▶ [Required work]
Narrow the data below down to the lines containing "laboceano".

● ● ● ● ●

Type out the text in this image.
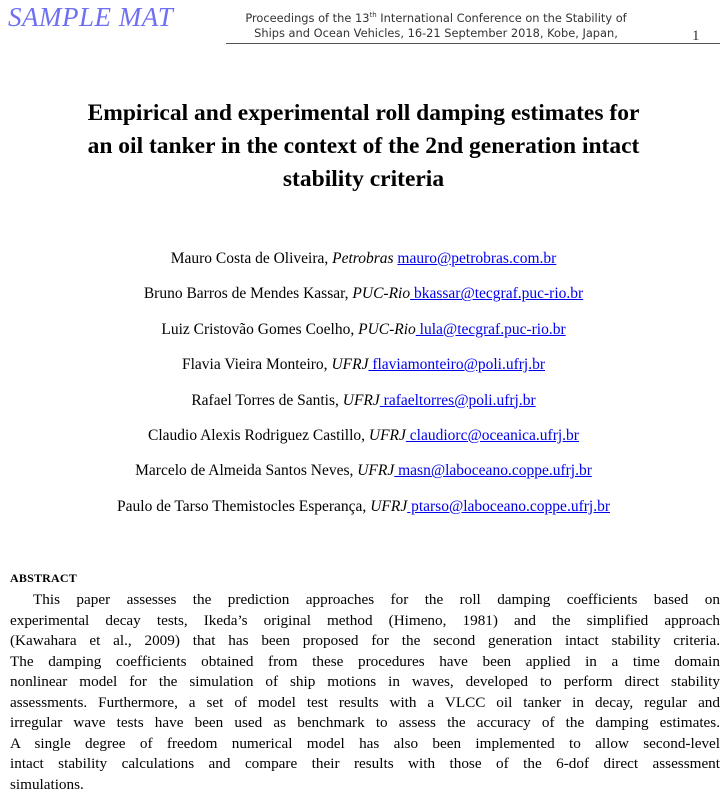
SAMPLE MAT	Proceedings of the 13th International Conference on the Stability of
Ships and Ocean Vehicles, 16-21 September 2018, Kobe, Japan,	1
Empirical and experimental roll damping estimates for
an oil tanker in the context of the 2nd generation intact
stability criteria
Mauro Costa de Oliveira, Petrobras mauro@petrobras.com.br
Bruno Barros de Mendes Kassar, PUC-Rio bkassar@tecgraf.puc-rio.br
Luiz Cristovão Gomes Coelho, PUC-Rio lula@tecgraf.puc-rio.br
Flavia Vieira Monteiro, UFRJ flaviamonteiro@poli.ufrj.br
Rafael Torres de Santis, UFRJ rafaeltorres@poli.ufrj.br
Claudio Alexis Rodriguez Castillo, UFRJ claudiorc@oceanica.ufrj.br
Marcelo de Almeida Santos Neves, UFRJ masn@laboceano.coppe.ufrj.br
Paulo de Tarso Themistocles Esperança, UFRJ ptarso@laboceano.coppe.ufrj.br
ABSTRACT
This paper assesses the prediction approaches for the roll damping coefficients based on
experimental decay tests, Ikeda’s original method (Himeno, 1981) and the simplified approach
(Kawahara et al., 2009) that has been proposed for the second generation intact stability criteria.
The damping coefficients obtained from these procedures have been applied in a time domain
nonlinear model for the simulation of ship motions in waves, developed to perform direct stability
assessments. Furthermore, a set of model test results with a VLCC oil tanker in decay, regular and
irregular wave tests have been used as benchmark to assess the accuracy of the damping estimates.
A single degree of freedom numerical model has also been implemented to allow second-level
intact stability calculations and compare their results with those of the 6-dof direct assessment
simulations.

● ● ● ● ●

▶ [In response]
Marcelo de Almeida Santos Neves, UFRJ masn@laboceano.coppe.ufrj.br
Paulo de Tarso Themistocles Esperança, UFRJ ptarso@laboceano.coppe.ufrj.br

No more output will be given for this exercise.